*Written exercise*
The data must be returned in full and exactly as given.

*Given information*
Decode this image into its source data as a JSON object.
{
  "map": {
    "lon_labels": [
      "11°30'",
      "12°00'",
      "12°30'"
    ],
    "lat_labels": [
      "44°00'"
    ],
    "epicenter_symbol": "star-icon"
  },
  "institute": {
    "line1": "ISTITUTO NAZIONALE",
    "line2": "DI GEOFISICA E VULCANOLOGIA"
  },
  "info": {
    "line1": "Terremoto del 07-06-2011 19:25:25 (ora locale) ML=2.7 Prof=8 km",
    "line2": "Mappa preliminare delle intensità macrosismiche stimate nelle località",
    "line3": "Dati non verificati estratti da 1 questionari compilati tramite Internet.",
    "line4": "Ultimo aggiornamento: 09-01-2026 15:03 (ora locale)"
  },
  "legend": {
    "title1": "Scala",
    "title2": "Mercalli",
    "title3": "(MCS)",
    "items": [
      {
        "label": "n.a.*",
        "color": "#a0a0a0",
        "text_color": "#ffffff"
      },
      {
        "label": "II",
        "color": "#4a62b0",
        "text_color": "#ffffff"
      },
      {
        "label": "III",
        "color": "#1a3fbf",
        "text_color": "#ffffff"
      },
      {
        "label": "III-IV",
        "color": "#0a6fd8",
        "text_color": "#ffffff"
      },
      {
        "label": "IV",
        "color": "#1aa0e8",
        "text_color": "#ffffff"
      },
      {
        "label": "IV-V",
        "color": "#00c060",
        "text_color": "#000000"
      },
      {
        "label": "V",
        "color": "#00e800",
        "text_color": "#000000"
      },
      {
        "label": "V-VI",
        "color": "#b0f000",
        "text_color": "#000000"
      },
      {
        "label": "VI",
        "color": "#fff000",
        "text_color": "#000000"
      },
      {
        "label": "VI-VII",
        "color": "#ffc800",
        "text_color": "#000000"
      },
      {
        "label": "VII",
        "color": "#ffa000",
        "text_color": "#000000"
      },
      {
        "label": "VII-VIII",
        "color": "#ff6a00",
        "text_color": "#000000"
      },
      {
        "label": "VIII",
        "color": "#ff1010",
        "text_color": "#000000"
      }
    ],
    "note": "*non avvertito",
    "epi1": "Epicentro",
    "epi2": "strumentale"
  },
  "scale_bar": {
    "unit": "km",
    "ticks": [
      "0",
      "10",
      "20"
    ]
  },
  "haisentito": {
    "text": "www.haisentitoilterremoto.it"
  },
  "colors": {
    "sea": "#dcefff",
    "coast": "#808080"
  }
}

*Correct output*
Decode this image into its source data as a JSON object.
{
  "map": {
    "lon_labels": [
      "11°30'",
      "12°00'",
      "12°30'"
    ],
    "lat_labels": [
      "44°00'"
    ],
    "epicenter_symbol": "star-icon"
  },
  "institute": {
    "line1": "ISTITUTO NAZIONALE",
    "line2": "DI GEOFISICA E VULCANOLOGIA"
  },
  "info": {
    "line1": "Terremoto del 07-06-2011 19:25:25 (ora locale) ML=2.7 Prof=8 km",
    "line2": "Mappa preliminare delle intensità macrosismiche stimate nelle località",
    "line3": "Dati non verificati estratti da 1 questionari compilati tramite Internet.",
    "line4": "Ultimo aggiornamento: 09-01-2026 15:03 (ora locale)"
  },
  "legend": {
    "title1": "Scala",
    "title2": "Mercalli",
    "title3": "(MCS)",
    "items": [
      {
        "label": "n.a.*",
        "color": "#a0a0a0",
        "text_color": "#ffffff"
      },
      {
        "label": "II",
        "color": "#4a62b0",
        "text_color": "#ffffff"
      },
      {
        "label": "III",
        "color": "#1a3fbf",
        "text_color": "#ffffff"
      },
      {
        "label": "III-IV",
        "color": "#0a6fd8",
        "text_color": "#ffffff"
      },
      {
        "label": "IV",
        "color": "#1aa0e8",
        "text_color": "#ffffff"
      },
      {
        "label": "IV-V",
        "color": "#00c060",
        "text_color": "#000000"
      },
      {
        "label": "V",
        "color": "#00e800",
        "text_color": "#000000"
      },
      {
        "label": "V-VI",
        "color": "#b0f000",
        "text_color": "#000000"
      },
      {
        "label": "VI",
        "color": "#fff000",
        "text_color": "#000000"
      },
      {
        "label": "VI-VII",
        "color": "#ffc800",
        "text_color": "#000000"
      },
      {
        "label": "VII",
        "color": "#ffa000",
        "text_color": "#000000"
      },
      {
        "label": "VII-VIII",
        "color": "#ff6a00",
        "text_color": "#000000"
      },
      {
        "label": "VIII",
        "color": "#ff1010",
        "text_color": "#000000"
      }
    ],
    "note": "*non avvertito",
    "epi1": "Epicentro",
    "epi2": "strumentale"
  },
  "scale_bar": {
    "unit": "km",
    "ticks": [
      "0",
      "10",
      "20"
    ]
  },
  "haisentito": {
    "text": "www.haisentitoilterremoto.it"
  },
  "colors": {
    "sea": "#dcefff",
    "coast": "#808080"
  }
}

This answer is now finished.